= Work instructions =
Identify each line below containing the string "screenshot" and copy it.

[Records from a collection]
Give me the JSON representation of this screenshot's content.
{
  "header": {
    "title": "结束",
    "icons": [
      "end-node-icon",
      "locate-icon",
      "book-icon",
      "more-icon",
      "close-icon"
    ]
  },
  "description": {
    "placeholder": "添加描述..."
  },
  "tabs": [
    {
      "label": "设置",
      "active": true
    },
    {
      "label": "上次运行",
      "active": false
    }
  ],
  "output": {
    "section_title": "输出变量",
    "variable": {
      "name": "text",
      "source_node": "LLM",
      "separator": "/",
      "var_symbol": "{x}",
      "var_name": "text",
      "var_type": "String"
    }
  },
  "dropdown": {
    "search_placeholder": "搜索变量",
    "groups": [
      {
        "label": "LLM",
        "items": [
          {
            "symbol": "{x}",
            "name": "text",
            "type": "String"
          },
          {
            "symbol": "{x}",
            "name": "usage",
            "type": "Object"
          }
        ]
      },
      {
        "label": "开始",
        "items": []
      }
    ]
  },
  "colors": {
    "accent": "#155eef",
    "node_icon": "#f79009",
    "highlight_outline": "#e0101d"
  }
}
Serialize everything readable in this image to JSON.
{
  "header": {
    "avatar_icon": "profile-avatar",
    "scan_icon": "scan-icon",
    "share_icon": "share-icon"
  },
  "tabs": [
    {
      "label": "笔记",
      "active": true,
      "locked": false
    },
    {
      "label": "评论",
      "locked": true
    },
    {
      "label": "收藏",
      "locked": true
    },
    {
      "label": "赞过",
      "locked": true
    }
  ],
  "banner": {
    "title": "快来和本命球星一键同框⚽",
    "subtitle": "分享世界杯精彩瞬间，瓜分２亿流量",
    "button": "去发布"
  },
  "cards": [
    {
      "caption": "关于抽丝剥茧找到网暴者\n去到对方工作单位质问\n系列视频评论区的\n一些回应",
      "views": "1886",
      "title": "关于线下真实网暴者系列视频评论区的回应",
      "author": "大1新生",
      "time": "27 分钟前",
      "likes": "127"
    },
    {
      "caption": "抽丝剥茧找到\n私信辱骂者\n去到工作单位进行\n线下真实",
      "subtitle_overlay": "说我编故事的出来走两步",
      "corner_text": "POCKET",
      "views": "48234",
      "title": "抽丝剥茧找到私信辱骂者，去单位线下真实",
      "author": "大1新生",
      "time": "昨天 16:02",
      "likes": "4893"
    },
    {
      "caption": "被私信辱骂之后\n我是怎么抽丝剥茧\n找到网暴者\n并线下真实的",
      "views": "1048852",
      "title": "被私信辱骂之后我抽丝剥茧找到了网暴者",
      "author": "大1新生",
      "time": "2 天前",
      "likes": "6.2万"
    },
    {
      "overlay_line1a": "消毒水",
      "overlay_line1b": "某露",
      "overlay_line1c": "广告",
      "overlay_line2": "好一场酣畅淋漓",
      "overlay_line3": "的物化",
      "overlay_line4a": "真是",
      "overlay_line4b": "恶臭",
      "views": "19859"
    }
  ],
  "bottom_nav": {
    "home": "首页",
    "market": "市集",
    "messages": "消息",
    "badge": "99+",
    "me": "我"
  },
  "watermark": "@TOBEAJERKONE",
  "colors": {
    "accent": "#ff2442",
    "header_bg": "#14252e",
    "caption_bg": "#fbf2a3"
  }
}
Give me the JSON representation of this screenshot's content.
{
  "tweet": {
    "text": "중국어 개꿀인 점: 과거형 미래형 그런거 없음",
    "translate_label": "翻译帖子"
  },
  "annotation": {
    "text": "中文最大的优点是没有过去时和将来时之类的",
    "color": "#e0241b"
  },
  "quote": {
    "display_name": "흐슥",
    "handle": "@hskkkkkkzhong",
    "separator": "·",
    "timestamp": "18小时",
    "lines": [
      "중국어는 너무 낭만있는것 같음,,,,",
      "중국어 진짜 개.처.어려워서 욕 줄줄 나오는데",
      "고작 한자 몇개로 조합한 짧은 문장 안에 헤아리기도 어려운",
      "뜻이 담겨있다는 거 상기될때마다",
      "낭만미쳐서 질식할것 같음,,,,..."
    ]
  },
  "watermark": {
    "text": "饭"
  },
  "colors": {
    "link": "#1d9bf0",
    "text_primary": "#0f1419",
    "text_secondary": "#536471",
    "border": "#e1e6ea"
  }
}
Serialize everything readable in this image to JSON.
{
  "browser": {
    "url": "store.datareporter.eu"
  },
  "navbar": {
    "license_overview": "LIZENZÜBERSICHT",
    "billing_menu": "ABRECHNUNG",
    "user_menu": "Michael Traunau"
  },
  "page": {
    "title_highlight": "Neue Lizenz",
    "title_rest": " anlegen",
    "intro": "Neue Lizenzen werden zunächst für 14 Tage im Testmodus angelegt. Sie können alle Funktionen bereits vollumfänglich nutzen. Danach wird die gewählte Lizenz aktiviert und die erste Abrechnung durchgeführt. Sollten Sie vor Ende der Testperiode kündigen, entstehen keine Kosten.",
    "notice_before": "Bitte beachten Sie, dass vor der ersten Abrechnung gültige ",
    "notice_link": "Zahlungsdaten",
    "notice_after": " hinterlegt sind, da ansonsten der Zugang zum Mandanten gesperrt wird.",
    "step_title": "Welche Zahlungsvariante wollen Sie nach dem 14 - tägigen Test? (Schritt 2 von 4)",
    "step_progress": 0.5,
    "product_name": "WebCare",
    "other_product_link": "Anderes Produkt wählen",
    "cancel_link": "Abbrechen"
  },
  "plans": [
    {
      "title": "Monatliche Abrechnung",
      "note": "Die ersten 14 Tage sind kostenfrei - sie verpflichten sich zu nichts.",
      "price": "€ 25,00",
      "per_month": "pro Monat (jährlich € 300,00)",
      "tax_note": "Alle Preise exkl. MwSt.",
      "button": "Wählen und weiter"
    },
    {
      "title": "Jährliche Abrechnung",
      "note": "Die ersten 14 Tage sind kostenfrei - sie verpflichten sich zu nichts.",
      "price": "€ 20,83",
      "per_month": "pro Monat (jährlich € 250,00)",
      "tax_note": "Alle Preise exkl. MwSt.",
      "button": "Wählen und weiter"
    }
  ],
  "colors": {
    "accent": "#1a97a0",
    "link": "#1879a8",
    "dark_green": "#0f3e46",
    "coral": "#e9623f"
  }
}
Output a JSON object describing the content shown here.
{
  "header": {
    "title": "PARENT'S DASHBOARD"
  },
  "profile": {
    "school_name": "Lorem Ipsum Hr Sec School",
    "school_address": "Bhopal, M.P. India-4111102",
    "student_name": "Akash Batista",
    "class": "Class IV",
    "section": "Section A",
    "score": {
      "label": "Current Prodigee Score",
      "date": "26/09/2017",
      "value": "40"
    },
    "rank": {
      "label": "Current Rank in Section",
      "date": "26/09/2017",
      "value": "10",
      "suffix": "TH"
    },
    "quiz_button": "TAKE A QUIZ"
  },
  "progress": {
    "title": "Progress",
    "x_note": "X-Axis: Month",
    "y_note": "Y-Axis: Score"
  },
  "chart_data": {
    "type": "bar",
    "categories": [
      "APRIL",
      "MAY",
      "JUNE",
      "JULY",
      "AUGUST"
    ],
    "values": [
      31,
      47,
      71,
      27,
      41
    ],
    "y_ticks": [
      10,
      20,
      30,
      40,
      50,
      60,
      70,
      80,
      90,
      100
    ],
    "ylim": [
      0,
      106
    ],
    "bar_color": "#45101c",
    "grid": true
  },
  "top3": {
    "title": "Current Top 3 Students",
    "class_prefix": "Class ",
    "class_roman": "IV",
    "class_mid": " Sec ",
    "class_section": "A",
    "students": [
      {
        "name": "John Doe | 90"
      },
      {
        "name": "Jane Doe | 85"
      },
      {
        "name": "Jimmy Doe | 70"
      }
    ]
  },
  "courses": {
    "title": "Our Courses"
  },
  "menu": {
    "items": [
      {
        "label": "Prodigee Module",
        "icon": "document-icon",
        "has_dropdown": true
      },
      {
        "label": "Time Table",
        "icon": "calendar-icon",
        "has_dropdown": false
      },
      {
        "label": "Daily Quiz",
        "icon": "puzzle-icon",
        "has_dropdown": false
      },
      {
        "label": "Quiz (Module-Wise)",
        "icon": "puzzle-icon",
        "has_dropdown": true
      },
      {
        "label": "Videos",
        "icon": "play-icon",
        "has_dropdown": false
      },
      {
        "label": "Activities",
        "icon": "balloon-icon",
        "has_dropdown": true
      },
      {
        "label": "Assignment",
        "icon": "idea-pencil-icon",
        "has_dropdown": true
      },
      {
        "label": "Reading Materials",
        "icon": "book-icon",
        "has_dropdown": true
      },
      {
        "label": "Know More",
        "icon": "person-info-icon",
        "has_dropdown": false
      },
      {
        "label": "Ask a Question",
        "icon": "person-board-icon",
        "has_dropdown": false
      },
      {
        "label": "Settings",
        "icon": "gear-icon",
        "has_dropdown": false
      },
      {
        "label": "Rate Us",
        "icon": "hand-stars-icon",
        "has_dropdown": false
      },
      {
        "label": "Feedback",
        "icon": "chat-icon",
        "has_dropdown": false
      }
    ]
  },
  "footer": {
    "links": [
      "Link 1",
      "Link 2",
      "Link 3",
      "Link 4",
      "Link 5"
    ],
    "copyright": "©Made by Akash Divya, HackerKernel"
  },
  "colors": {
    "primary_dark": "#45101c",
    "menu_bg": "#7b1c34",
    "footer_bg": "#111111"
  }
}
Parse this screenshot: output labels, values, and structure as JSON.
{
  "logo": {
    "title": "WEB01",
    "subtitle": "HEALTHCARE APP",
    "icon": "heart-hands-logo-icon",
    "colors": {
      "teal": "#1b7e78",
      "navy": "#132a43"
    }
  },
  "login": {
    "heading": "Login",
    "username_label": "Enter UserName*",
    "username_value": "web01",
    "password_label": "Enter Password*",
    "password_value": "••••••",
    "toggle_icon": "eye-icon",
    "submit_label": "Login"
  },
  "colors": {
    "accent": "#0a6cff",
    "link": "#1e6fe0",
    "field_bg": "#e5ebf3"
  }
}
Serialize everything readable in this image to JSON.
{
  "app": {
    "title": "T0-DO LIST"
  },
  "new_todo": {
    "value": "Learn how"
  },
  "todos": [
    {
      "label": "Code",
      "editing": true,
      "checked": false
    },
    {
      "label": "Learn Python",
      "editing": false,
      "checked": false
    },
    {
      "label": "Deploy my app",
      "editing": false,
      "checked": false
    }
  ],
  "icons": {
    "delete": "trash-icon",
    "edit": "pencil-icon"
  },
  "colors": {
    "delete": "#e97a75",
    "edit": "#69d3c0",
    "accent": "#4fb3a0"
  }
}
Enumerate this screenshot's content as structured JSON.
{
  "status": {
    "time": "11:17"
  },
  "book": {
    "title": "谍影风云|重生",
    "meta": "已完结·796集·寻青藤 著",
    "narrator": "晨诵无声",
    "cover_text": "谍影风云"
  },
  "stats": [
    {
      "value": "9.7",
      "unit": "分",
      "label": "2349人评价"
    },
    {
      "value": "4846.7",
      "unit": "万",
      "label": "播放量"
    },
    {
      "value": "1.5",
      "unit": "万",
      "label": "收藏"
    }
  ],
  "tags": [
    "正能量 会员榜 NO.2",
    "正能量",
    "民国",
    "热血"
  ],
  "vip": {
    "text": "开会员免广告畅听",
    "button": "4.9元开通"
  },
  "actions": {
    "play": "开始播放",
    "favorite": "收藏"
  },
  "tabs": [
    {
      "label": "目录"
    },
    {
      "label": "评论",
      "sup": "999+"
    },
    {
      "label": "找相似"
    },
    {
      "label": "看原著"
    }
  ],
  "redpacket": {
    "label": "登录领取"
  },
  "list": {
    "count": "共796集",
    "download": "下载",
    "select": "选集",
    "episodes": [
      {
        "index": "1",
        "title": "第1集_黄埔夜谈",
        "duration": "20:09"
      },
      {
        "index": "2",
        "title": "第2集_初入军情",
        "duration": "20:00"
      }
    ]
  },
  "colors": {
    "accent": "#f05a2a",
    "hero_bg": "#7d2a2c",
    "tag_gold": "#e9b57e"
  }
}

= Output for this task =
Give me the JSON representation of this screenshot's content.
Give me the JSON representation of this screenshot's content.
Parse this screenshot: output labels, values, and structure as JSON.
Enumerate this screenshot's content as structured JSON.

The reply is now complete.